▶ _BRIEF_:
Gather up the lines with the word "material" in them.

-- start of ENTRIES SHOWN --

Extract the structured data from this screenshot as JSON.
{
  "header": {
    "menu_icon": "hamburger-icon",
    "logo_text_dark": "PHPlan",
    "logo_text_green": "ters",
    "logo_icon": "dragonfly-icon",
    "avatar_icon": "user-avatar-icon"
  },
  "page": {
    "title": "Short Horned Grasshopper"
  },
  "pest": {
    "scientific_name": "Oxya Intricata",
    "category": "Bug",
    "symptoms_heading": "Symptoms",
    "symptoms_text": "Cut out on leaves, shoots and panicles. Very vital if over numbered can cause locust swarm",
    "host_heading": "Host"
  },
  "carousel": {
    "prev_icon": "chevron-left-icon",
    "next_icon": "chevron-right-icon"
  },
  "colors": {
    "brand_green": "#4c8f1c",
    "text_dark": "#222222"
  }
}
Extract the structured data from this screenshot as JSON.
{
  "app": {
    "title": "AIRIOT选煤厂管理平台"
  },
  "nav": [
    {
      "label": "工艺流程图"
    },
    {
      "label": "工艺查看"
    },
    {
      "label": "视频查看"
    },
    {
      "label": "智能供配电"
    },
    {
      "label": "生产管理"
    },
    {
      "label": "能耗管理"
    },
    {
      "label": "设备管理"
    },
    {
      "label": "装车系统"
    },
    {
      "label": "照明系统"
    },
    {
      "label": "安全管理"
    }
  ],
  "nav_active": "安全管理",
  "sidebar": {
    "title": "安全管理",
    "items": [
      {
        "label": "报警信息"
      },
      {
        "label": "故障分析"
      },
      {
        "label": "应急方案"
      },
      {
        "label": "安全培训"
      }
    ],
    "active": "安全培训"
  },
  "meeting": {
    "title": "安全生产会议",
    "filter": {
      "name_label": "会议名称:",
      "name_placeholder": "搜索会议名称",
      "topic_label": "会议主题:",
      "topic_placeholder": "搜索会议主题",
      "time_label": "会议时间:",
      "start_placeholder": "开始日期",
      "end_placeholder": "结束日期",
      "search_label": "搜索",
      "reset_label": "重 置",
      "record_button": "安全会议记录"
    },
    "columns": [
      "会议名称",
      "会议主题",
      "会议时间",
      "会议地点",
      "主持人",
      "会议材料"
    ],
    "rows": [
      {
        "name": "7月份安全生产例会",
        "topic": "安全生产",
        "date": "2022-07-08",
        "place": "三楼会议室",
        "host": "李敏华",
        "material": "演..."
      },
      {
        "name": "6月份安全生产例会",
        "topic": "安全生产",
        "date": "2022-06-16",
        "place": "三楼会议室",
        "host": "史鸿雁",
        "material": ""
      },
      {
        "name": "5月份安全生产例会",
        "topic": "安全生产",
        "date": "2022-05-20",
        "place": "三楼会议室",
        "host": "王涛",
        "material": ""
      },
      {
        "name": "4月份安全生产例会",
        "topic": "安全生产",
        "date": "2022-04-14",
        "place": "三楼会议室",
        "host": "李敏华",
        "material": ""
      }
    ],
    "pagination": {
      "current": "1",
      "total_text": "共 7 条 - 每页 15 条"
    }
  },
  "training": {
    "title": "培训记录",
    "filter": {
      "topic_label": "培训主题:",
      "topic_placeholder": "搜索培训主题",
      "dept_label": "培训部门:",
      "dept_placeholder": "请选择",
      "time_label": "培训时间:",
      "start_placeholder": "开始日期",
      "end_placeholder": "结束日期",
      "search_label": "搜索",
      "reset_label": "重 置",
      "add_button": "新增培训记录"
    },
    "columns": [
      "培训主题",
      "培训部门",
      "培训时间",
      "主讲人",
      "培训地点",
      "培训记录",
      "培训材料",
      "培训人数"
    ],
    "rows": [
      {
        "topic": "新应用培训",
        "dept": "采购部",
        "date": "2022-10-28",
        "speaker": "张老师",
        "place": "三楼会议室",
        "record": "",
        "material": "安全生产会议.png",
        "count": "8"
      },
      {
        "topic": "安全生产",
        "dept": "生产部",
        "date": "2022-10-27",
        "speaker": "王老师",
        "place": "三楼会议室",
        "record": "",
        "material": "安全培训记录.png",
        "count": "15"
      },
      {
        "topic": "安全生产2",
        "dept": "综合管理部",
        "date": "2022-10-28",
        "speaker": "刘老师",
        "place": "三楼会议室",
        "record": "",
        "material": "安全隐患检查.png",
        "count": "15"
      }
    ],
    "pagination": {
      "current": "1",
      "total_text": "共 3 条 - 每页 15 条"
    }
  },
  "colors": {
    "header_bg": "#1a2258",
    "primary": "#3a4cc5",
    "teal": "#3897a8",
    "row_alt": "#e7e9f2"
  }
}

-- end of ENTRIES SHOWN --
-- start of ENTRIES SHOWN --

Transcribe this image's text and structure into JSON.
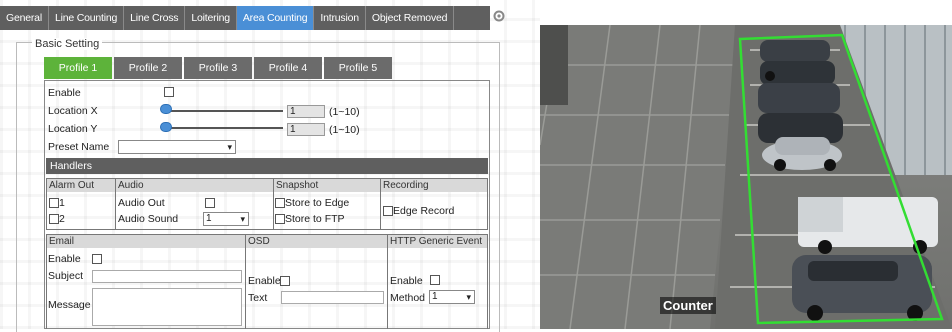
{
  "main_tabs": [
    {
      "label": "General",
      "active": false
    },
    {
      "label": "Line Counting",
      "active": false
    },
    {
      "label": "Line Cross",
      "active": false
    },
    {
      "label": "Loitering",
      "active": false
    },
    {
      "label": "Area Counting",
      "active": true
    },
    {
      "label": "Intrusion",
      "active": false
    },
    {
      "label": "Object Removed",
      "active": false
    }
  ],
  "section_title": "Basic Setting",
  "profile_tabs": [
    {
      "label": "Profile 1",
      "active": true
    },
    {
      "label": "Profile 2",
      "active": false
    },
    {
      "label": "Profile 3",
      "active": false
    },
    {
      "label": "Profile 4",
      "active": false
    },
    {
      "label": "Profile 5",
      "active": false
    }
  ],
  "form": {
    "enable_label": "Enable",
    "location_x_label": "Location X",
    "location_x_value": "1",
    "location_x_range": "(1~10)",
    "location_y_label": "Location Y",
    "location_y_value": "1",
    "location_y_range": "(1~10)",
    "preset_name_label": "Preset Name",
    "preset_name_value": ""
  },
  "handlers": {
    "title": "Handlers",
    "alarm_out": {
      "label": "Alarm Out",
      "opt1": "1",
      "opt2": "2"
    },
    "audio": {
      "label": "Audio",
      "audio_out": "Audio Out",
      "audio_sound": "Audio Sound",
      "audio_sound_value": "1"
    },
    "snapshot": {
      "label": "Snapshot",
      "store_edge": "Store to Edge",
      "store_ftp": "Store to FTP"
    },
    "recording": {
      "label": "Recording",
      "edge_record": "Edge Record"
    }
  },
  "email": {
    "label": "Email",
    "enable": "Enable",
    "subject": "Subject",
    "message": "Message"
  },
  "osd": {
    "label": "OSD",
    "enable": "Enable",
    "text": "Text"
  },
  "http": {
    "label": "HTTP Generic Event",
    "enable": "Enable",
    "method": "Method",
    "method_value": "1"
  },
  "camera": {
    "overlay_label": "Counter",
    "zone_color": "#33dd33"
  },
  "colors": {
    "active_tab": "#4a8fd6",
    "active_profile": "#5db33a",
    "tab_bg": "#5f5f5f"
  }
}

-- end of ENTRIES SHOWN --
-- start of ENTRIES SHOWN --

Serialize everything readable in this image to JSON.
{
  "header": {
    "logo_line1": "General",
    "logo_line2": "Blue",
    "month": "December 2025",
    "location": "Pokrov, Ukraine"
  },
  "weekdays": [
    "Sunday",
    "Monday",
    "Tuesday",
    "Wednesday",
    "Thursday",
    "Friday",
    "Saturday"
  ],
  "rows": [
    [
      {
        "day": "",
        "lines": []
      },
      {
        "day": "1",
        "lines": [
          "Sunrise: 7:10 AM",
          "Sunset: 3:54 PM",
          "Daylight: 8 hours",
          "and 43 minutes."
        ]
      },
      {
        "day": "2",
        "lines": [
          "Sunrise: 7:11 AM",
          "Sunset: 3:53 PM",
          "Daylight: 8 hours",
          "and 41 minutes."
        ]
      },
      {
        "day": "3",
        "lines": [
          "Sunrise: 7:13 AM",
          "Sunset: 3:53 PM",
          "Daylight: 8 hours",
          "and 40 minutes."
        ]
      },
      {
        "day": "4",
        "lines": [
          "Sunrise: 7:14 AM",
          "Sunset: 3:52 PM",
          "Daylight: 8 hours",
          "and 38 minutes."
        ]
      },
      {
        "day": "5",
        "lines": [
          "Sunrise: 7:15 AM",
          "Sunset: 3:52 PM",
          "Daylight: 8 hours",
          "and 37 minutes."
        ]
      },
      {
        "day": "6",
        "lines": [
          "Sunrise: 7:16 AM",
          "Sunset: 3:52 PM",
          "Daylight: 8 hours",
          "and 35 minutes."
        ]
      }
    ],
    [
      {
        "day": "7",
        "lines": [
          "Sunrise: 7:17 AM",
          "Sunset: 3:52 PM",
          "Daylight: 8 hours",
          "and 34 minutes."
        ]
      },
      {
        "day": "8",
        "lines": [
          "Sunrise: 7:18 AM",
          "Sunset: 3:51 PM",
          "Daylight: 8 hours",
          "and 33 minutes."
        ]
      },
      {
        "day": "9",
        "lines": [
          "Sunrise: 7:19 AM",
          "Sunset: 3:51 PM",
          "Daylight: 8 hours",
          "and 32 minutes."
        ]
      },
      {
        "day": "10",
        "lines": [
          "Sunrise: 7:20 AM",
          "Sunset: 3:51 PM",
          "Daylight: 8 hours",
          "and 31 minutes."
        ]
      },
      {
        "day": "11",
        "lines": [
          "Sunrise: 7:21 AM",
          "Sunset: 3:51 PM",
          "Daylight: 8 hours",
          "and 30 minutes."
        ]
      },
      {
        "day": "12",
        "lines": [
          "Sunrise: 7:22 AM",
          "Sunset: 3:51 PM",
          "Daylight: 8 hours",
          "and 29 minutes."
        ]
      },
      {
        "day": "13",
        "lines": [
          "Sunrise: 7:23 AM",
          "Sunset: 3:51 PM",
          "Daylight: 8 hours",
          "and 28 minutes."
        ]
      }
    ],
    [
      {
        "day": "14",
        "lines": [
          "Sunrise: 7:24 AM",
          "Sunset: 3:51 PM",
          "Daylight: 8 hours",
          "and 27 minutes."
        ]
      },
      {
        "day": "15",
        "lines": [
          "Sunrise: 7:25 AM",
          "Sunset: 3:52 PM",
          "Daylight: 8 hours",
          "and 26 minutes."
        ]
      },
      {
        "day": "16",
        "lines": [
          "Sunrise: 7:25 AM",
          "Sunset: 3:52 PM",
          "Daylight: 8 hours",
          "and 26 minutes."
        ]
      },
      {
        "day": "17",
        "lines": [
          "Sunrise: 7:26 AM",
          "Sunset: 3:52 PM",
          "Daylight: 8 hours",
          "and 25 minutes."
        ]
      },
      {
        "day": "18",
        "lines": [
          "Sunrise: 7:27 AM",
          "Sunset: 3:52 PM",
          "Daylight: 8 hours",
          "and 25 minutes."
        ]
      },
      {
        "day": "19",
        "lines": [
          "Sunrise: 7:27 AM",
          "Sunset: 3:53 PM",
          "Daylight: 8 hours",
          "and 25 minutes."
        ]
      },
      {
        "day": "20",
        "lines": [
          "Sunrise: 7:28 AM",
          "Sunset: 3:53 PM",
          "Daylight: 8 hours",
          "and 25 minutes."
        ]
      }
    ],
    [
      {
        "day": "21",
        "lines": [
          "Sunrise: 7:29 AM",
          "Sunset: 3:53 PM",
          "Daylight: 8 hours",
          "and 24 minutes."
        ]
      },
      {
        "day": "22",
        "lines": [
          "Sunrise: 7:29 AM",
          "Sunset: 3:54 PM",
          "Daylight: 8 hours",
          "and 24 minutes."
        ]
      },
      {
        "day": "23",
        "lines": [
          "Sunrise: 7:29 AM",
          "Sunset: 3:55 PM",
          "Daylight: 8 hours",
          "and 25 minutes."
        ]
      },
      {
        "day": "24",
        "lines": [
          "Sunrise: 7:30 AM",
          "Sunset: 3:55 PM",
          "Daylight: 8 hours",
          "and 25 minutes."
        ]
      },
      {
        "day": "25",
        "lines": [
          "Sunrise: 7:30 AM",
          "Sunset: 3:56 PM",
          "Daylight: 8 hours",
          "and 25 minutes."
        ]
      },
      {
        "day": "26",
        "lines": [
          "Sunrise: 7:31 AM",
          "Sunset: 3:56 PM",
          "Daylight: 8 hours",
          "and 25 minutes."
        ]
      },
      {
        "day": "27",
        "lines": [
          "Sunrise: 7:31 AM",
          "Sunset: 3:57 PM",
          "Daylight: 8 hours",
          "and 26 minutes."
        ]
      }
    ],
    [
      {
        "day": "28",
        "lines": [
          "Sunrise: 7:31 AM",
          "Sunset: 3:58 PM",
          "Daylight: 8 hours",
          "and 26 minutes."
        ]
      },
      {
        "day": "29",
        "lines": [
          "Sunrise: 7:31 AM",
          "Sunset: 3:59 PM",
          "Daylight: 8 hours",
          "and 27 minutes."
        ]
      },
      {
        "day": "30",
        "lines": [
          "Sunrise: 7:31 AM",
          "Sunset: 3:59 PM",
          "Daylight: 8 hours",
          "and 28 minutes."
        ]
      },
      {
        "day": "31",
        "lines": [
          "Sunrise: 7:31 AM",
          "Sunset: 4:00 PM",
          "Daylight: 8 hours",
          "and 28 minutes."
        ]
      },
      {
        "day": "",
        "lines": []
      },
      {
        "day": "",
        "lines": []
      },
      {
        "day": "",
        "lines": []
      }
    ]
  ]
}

-- end of ENTRIES SHOWN --

▶ _RESPONSE TO THE EXERCISE_:
        "material": "演..."
        "material": ""
        "material": ""
        "material": ""
        "material": "安全生产会议.png",
        "material": "安全培训记录.png",
        "material": "安全隐患检查.png",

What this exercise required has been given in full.